EXTRACT ▸
• • • • • • •

Can I transform electromagnetic tensors by matrix multiplication? I know that the eletromagnetic field tensor $F^{\mu\nu}$, can be transfomed to another reference frame by 
$$F^{\alpha\beta} = \varLambda^{\alpha}_{\mu}\varLambda^{\beta}_{\nu}F^{\mu\nu}$$
Since these tensors can be represented by matrices so I thought that I could represent the electromagnetic field tensor in another inertial reference frame by doing matrix multiplications, but I ended up with:
$$F^{\alpha\beta}=
\begin{bmatrix}
    \gamma       & -\gamma\beta & 0  & 0 \\
    -\gamma\beta & \gamma & 0 & 0\\
    0 & 0 & 1 & 0\\
    0 & 0 & 0 & 1
\end{bmatrix}
\begin{bmatrix}
    \gamma       & -\gamma\beta & 0  & 0 \\
    -\gamma\beta & \gamma & 0 & 0\\
    0 & 0 & 1 & 0\\
    0 & 0 & 0 & 1
\end{bmatrix}
\begin{bmatrix}
    0 & -\frac{1}{c}E_x & -\frac{1}{c}E_y  & -\frac{1}{c}E_z \\
    \frac{1}{c}E_x & 0 & -B_z & B_y\\
    \frac{1}{c}E_y & B_z &0 & -B_x\\
    \frac{1}{c}E_z & -B_y & B_x & 0
\end{bmatrix}
=$$
$$=\begin{bmatrix}
    -2\frac{\gamma^2\beta}{c}E_x & -\frac{\gamma^2}{c}E_x(1+\beta^2)& -\frac{\gamma^2}{c}E_y(1+\beta^2)+2\gamma^2\beta^2B_z & -\frac{\gamma^2}{c}E_z(1+\beta^2)-2\gamma^2\beta B_y \\
    \frac{1}{c}E_x & 2\frac{\gamma^2\beta}{c}E_x & 2\frac{\gamma^2\beta}{c}E_y-\gamma^2B_z(\beta^2+1) & 2\frac{\gamma^2\beta}{c}E_z+\gamma^2B_y(\beta^2+1)\\
    \frac{1}{c}E_y & B_z &0 & -B_x\\
    \frac{1}{c}E_z & -B_y & B_x & 0
\end{bmatrix} $$
But as it can easily be seen, this matix is not anti-symmetric as an eletromagnetic field tensor should be, by definition, so does this mean that I cannot use matrix multiplication on tensors or does it mean that I made a mistake somewhere in the calculations of the matrix products?

• • • • • • •

DATA SUPPLIED ▸
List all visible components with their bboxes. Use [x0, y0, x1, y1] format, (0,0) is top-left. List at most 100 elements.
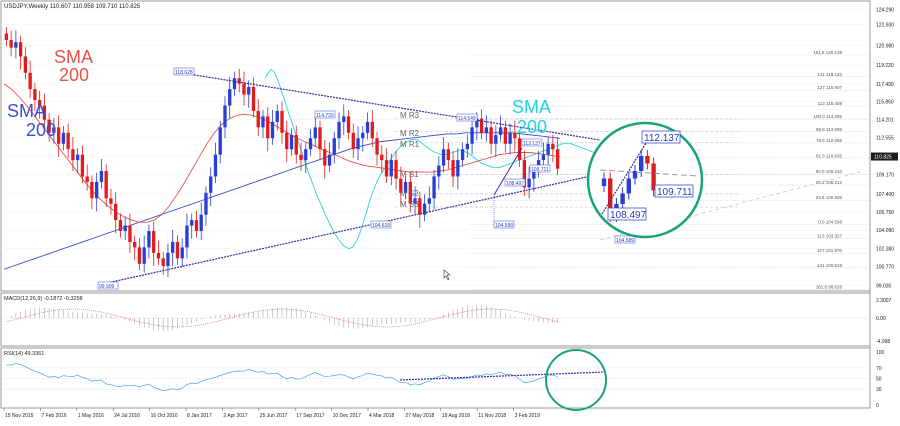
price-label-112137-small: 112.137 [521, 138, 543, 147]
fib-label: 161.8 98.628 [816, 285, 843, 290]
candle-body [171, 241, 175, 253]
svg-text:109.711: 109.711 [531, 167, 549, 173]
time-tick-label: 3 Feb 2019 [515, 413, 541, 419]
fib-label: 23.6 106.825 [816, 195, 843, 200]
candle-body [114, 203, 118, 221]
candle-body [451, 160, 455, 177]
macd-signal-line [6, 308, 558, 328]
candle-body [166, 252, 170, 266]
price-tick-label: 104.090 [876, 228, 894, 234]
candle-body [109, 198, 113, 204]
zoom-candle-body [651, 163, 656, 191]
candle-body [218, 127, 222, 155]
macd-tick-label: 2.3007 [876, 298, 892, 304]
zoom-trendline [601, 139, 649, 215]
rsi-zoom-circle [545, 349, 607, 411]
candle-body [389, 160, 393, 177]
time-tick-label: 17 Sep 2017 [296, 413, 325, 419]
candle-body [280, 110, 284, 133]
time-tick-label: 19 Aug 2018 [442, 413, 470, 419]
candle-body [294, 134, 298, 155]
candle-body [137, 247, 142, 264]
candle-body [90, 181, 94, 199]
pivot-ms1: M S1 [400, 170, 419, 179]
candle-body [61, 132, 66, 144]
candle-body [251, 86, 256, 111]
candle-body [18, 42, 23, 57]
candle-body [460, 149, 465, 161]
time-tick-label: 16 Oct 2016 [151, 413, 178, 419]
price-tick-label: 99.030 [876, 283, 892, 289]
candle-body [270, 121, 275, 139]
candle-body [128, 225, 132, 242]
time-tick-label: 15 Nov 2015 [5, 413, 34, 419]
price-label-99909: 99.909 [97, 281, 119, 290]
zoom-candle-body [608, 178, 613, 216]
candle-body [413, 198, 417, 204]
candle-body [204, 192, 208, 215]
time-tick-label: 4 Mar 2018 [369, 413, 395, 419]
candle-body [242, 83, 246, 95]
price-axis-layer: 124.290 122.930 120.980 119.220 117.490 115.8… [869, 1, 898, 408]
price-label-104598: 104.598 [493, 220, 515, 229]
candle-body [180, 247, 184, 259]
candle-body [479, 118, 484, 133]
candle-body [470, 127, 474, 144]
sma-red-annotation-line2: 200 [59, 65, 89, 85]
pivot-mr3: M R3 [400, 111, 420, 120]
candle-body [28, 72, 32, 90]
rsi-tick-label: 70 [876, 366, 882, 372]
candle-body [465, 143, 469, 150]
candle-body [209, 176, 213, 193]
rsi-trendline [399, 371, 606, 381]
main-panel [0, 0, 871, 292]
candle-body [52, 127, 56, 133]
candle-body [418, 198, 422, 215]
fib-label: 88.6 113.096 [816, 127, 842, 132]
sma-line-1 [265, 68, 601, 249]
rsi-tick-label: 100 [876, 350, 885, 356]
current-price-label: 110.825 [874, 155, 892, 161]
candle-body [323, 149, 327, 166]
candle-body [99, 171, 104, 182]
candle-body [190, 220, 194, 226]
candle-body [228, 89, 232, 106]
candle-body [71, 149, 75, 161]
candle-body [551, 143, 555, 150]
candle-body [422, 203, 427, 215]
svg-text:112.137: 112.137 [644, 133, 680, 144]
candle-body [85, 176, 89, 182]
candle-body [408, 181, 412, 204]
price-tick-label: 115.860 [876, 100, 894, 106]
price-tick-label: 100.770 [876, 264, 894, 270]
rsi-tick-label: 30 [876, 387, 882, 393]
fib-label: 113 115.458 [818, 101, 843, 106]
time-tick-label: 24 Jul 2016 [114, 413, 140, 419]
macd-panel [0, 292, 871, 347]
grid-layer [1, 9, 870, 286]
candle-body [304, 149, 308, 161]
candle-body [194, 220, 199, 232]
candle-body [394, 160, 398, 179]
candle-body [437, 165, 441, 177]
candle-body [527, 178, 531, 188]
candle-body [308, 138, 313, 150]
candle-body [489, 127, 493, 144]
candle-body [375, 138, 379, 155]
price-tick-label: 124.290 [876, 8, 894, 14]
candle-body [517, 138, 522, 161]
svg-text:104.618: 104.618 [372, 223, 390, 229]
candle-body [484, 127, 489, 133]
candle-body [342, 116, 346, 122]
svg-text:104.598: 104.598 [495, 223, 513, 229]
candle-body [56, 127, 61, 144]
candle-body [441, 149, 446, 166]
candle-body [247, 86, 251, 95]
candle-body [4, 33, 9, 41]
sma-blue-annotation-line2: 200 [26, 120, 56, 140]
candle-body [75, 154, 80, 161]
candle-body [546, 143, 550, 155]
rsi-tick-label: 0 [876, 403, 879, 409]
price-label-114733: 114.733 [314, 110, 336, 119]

• • • • • • •

INSTRUCTIONS FOR THE TASK ▸
According to the forum post above, what property should an electromagnetic field tensor have by definition, which the resulting matrix lacks?

PROBLEM SOLUTION ▸
It should be anti-symmetric.